What you will do:
Locate every line in the material below that has the word "capitalismo". Copy each of those lines.

[START OF Extracted material]

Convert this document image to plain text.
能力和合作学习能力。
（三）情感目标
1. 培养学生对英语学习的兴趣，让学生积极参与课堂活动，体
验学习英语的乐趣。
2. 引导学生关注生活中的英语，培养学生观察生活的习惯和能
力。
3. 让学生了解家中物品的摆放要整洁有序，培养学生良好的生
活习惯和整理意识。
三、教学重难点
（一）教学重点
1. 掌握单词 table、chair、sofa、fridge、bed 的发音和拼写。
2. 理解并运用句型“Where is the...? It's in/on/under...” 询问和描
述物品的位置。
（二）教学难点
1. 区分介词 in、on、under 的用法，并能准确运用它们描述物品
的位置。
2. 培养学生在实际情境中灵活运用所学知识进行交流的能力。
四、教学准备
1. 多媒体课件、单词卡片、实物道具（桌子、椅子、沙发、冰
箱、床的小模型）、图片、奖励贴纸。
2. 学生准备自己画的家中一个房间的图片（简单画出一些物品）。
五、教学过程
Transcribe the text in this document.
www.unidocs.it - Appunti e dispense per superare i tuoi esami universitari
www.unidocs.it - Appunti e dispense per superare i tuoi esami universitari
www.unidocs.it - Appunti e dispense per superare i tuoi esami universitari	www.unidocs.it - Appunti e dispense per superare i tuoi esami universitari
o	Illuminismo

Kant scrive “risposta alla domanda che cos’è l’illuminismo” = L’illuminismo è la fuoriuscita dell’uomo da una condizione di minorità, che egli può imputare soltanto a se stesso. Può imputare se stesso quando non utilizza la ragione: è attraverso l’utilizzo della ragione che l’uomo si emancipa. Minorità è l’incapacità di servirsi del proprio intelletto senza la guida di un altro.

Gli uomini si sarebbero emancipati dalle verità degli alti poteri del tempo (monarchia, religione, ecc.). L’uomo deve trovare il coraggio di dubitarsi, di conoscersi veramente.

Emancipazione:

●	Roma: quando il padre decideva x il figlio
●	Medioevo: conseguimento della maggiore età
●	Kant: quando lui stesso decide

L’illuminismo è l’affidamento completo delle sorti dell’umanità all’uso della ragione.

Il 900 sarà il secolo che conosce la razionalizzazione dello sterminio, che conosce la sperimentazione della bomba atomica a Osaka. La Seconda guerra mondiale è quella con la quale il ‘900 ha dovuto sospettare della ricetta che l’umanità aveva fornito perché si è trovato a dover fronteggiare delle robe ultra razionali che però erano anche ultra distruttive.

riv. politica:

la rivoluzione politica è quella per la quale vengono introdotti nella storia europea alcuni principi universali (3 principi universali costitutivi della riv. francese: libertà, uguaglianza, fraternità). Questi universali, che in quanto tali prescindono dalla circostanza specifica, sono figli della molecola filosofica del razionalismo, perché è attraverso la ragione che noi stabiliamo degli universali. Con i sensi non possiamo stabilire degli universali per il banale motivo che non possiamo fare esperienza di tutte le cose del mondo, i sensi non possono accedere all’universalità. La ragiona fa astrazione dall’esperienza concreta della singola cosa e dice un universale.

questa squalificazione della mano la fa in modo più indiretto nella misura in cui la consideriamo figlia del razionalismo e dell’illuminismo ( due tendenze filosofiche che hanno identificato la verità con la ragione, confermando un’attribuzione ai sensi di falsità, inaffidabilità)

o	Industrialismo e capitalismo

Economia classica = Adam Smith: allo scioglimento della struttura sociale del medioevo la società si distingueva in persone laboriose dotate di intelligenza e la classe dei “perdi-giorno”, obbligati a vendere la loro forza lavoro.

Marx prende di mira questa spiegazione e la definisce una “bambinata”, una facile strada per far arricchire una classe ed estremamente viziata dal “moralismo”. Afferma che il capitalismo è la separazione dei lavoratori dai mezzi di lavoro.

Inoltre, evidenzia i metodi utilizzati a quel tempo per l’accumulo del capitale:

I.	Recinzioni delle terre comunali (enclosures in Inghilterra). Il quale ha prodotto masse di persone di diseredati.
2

[END OF Extracted material]

The reply:
o	Industrialismo e capitalismo
Marx prende di mira questa spiegazione e la definisce una “bambinata”, una facile strada per far arricchire una classe ed estremamente viziata dal “moralismo”. Afferma che il capitalismo è la separazione dei lavoratori dai mezzi di lavoro.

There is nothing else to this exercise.